# REQUIREMENT:
Scan the data below for the string "Surface". Show every line where it turns up.
====== MATERIALS PROVIDED ======
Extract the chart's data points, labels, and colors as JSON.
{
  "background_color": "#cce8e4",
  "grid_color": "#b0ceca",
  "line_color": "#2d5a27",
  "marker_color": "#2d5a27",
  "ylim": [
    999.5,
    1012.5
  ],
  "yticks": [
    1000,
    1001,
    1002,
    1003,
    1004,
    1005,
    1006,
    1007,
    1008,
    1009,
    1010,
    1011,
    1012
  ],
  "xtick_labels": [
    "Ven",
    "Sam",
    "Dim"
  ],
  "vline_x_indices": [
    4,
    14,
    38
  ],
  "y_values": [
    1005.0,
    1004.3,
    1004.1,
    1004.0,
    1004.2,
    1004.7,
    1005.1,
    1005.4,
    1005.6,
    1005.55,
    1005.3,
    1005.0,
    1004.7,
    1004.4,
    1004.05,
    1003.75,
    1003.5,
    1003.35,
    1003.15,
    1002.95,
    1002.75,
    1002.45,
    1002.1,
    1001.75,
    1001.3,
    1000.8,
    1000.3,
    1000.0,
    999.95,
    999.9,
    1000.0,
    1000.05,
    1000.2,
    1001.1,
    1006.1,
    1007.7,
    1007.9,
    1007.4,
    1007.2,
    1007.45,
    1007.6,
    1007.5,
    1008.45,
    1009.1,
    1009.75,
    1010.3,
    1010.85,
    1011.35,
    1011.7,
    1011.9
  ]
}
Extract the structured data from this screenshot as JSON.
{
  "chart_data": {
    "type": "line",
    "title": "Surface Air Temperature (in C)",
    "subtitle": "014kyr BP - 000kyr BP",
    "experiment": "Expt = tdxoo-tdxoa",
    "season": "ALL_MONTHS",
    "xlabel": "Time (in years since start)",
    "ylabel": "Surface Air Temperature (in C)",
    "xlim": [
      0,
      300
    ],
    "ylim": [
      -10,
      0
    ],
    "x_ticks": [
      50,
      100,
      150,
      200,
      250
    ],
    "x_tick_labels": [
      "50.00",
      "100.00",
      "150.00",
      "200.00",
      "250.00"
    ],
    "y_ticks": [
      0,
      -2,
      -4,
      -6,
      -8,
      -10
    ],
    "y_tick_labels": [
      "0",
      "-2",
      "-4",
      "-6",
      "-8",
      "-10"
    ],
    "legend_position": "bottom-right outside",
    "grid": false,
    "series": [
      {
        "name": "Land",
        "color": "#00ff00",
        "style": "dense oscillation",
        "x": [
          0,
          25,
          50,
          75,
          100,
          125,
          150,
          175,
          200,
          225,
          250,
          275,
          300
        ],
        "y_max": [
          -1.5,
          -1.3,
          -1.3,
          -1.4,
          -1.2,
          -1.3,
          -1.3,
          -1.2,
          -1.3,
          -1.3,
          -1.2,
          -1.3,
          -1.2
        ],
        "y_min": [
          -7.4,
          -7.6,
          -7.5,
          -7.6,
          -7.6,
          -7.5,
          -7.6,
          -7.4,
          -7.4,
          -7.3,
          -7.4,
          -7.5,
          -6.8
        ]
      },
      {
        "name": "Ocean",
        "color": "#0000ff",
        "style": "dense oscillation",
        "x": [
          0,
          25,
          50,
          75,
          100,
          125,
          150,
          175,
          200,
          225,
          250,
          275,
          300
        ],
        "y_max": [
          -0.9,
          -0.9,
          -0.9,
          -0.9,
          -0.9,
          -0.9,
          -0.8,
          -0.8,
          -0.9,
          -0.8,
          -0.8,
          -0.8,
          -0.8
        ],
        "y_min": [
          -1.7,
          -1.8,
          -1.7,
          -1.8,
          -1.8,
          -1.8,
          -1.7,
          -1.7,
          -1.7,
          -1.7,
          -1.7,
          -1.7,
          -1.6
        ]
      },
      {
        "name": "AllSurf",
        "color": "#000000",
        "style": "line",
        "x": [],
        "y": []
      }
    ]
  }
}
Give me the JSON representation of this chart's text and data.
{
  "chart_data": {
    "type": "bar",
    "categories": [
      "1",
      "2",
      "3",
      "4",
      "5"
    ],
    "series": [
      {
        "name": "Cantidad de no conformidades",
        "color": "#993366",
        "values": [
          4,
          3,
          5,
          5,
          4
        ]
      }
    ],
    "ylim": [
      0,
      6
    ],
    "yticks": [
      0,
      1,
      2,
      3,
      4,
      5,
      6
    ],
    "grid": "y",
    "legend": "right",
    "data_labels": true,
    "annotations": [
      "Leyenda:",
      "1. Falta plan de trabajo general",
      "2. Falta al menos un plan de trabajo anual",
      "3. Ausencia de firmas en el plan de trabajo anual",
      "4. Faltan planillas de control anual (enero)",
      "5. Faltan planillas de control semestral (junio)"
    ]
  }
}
======
# FULL SOLUTION:
    "title": "Surface Air Temperature (in C)",
    "ylabel": "Surface Air Temperature (in C)",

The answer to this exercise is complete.